** START OF Dataset records **

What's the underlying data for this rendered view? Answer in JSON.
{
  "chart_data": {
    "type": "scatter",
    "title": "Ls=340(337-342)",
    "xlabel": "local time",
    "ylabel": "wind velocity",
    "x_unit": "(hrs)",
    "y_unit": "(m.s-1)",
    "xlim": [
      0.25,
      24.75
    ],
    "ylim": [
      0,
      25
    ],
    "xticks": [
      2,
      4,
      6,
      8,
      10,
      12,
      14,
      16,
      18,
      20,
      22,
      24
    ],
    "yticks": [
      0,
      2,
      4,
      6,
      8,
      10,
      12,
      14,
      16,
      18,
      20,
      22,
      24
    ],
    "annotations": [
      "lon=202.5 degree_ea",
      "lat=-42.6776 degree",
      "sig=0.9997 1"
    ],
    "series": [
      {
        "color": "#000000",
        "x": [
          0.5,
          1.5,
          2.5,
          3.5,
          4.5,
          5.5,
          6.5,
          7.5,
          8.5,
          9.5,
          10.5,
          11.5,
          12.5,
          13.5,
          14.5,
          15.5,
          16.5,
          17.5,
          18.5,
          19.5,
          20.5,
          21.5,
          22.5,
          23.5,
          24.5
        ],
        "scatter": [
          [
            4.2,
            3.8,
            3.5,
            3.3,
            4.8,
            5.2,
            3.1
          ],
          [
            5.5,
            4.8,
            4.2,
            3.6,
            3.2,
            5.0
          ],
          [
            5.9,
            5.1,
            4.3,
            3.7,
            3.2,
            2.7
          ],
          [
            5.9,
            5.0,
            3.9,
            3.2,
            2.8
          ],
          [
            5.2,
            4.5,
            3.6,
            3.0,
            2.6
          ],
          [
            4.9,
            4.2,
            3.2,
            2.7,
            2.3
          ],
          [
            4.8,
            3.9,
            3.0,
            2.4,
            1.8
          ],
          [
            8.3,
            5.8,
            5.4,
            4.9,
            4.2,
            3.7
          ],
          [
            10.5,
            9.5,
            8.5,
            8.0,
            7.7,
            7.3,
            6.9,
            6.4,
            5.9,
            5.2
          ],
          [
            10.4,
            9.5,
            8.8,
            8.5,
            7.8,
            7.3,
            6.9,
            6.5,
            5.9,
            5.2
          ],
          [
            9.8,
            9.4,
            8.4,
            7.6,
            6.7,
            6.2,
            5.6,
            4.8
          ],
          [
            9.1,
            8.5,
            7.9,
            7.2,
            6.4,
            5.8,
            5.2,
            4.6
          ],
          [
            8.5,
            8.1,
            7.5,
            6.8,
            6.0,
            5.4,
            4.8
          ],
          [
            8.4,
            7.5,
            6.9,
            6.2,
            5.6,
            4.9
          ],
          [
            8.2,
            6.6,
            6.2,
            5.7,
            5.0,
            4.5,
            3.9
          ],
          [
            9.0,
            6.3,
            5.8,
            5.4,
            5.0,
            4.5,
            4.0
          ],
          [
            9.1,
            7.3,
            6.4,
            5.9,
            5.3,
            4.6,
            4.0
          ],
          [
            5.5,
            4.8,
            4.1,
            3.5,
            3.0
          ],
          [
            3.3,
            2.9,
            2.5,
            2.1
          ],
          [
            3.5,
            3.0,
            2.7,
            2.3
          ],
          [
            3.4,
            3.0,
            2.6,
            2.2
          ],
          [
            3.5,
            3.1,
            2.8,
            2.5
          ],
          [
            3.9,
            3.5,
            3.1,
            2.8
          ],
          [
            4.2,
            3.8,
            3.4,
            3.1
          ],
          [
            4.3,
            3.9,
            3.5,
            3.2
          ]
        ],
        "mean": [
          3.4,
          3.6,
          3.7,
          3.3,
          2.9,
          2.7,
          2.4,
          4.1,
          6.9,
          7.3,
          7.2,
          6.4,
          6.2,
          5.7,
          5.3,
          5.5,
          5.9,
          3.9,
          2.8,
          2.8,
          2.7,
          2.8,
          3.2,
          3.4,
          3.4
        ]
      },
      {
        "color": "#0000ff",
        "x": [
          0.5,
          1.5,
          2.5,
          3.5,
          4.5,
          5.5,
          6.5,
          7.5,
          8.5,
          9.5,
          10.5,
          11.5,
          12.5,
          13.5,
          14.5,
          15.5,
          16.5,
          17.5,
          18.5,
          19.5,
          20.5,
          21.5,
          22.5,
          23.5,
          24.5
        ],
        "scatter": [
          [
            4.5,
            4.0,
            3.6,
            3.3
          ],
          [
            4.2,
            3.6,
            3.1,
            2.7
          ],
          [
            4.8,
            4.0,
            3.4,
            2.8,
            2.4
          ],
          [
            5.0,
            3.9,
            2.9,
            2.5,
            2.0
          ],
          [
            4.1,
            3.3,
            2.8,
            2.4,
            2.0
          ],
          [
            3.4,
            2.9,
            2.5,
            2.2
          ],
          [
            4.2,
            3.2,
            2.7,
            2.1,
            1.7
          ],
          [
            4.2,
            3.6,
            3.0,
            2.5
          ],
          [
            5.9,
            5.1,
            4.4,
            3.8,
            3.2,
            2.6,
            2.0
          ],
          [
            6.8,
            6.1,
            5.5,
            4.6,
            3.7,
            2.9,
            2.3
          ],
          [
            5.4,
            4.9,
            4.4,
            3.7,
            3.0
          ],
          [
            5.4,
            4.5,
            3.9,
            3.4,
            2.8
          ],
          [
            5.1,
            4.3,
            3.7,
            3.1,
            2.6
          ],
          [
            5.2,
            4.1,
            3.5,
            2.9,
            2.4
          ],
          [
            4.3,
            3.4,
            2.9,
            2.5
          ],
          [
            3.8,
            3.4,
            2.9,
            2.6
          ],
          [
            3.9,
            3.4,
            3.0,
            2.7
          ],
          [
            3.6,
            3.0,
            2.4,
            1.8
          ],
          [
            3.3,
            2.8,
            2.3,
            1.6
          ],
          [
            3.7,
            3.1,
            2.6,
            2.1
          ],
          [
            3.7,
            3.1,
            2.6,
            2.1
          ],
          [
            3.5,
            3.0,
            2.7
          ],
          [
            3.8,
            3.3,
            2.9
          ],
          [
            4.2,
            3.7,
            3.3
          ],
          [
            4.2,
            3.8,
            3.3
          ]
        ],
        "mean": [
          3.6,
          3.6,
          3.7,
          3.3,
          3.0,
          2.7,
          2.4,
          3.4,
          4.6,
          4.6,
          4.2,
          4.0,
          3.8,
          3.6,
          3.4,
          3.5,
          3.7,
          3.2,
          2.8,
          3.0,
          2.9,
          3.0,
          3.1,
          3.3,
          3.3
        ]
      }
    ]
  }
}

** END OF Dataset records **

Written problem: Go through the records above and retype each one exactly.

Solution to the exercise:
What's the underlying data for this rendered view? Answer in JSON.
{
  "chart_data": {
    "type": "scatter",
    "title": "Ls=340(337-342)",
    "xlabel": "local time",
    "ylabel": "wind velocity",
    "x_unit": "(hrs)",
    "y_unit": "(m.s-1)",
    "xlim": [
      0.25,
      24.75
    ],
    "ylim": [
      0,
      25
    ],
    "xticks": [
      2,
      4,
      6,
      8,
      10,
      12,
      14,
      16,
      18,
      20,
      22,
      24
    ],
    "yticks": [
      0,
      2,
      4,
      6,
      8,
      10,
      12,
      14,
      16,
      18,
      20,
      22,
      24
    ],
    "annotations": [
      "lon=202.5 degree_ea",
      "lat=-42.6776 degree",
      "sig=0.9997 1"
    ],
    "series": [
      {
        "color": "#000000",
        "x": [
          0.5,
          1.5,
          2.5,
          3.5,
          4.5,
          5.5,
          6.5,
          7.5,
          8.5,
          9.5,
          10.5,
          11.5,
          12.5,
          13.5,
          14.5,
          15.5,
          16.5,
          17.5,
          18.5,
          19.5,
          20.5,
          21.5,
          22.5,
          23.5,
          24.5
        ],
        "scatter": [
          [
            4.2,
            3.8,
            3.5,
            3.3,
            4.8,
            5.2,
            3.1
          ],
          [
            5.5,
            4.8,
            4.2,
            3.6,
            3.2,
            5.0
          ],
          [
            5.9,
            5.1,
            4.3,
            3.7,
            3.2,
            2.7
          ],
          [
            5.9,
            5.0,
            3.9,
            3.2,
            2.8
          ],
          [
            5.2,
            4.5,
            3.6,
            3.0,
            2.6
          ],
          [
            4.9,
            4.2,
            3.2,
            2.7,
            2.3
          ],
          [
            4.8,
            3.9,
            3.0,
            2.4,
            1.8
          ],
          [
            8.3,
            5.8,
            5.4,
            4.9,
            4.2,
            3.7
          ],
          [
            10.5,
            9.5,
            8.5,
            8.0,
            7.7,
            7.3,
            6.9,
            6.4,
            5.9,
            5.2
          ],
          [
            10.4,
            9.5,
            8.8,
            8.5,
            7.8,
            7.3,
            6.9,
            6.5,
            5.9,
            5.2
          ],
          [
            9.8,
            9.4,
            8.4,
            7.6,
            6.7,
            6.2,
            5.6,
            4.8
          ],
          [
            9.1,
            8.5,
            7.9,
            7.2,
            6.4,
            5.8,
            5.2,
            4.6
          ],
          [
            8.5,
            8.1,
            7.5,
            6.8,
            6.0,
            5.4,
            4.8
          ],
          [
            8.4,
            7.5,
            6.9,
            6.2,
            5.6,
            4.9
          ],
          [
            8.2,
            6.6,
            6.2,
            5.7,
            5.0,
            4.5,
            3.9
          ],
          [
            9.0,
            6.3,
            5.8,
            5.4,
            5.0,
            4.5,
            4.0
          ],
          [
            9.1,
            7.3,
            6.4,
            5.9,
            5.3,
            4.6,
            4.0
          ],
          [
            5.5,
            4.8,
            4.1,
            3.5,
            3.0
          ],
          [
            3.3,
            2.9,
            2.5,
            2.1
          ],
          [
            3.5,
            3.0,
            2.7,
            2.3
          ],
          [
            3.4,
            3.0,
            2.6,
            2.2
          ],
          [
            3.5,
            3.1,
            2.8,
            2.5
          ],
          [
            3.9,
            3.5,
            3.1,
            2.8
          ],
          [
            4.2,
            3.8,
            3.4,
            3.1
          ],
          [
            4.3,
            3.9,
            3.5,
            3.2
          ]
        ],
        "mean": [
          3.4,
          3.6,
          3.7,
          3.3,
          2.9,
          2.7,
          2.4,
          4.1,
          6.9,
          7.3,
          7.2,
          6.4,
          6.2,
          5.7,
          5.3,
          5.5,
          5.9,
          3.9,
          2.8,
          2.8,
          2.7,
          2.8,
          3.2,
          3.4,
          3.4
        ]
      },
      {
        "color": "#0000ff",
        "x": [
          0.5,
          1.5,
          2.5,
          3.5,
          4.5,
          5.5,
          6.5,
          7.5,
          8.5,
          9.5,
          10.5,
          11.5,
          12.5,
          13.5,
          14.5,
          15.5,
          16.5,
          17.5,
          18.5,
          19.5,
          20.5,
          21.5,
          22.5,
          23.5,
          24.5
        ],
        "scatter": [
          [
            4.5,
            4.0,
            3.6,
            3.3
          ],
          [
            4.2,
            3.6,
            3.1,
            2.7
          ],
          [
            4.8,
            4.0,
            3.4,
            2.8,
            2.4
          ],
          [
            5.0,
            3.9,
            2.9,
            2.5,
            2.0
          ],
          [
            4.1,
            3.3,
            2.8,
            2.4,
            2.0
          ],
          [
            3.4,
            2.9,
            2.5,
            2.2
          ],
          [
            4.2,
            3.2,
            2.7,
            2.1,
            1.7
          ],
          [
            4.2,
            3.6,
            3.0,
            2.5
          ],
          [
            5.9,
            5.1,
            4.4,
            3.8,
            3.2,
            2.6,
            2.0
          ],
          [
            6.8,
            6.1,
            5.5,
            4.6,
            3.7,
            2.9,
            2.3
          ],
          [
            5.4,
            4.9,
            4.4,
            3.7,
            3.0
          ],
          [
            5.4,
            4.5,
            3.9,
            3.4,
            2.8
          ],
          [
            5.1,
            4.3,
            3.7,
            3.1,
            2.6
          ],
          [
            5.2,
            4.1,
            3.5,
            2.9,
            2.4
          ],
          [
            4.3,
            3.4,
            2.9,
            2.5
          ],
          [
            3.8,
            3.4,
            2.9,
            2.6
          ],
          [
            3.9,
            3.4,
            3.0,
            2.7
          ],
          [
            3.6,
            3.0,
            2.4,
            1.8
          ],
          [
            3.3,
            2.8,
            2.3,
            1.6
          ],
          [
            3.7,
            3.1,
            2.6,
            2.1
          ],
          [
            3.7,
            3.1,
            2.6,
            2.1
          ],
          [
            3.5,
            3.0,
            2.7
          ],
          [
            3.8,
            3.3,
            2.9
          ],
          [
            4.2,
            3.7,
            3.3
          ],
          [
            4.2,
            3.8,
            3.3
          ]
        ],
        "mean": [
          3.6,
          3.6,
          3.7,
          3.3,
          3.0,
          2.7,
          2.4,
          3.4,
          4.6,
          4.6,
          4.2,
          4.0,
          3.8,
          3.6,
          3.4,
          3.5,
          3.7,
          3.2,
          2.8,
          3.0,
          2.9,
          3.0,
          3.1,
          3.3,
          3.3
        ]
      }
    ]
  }
}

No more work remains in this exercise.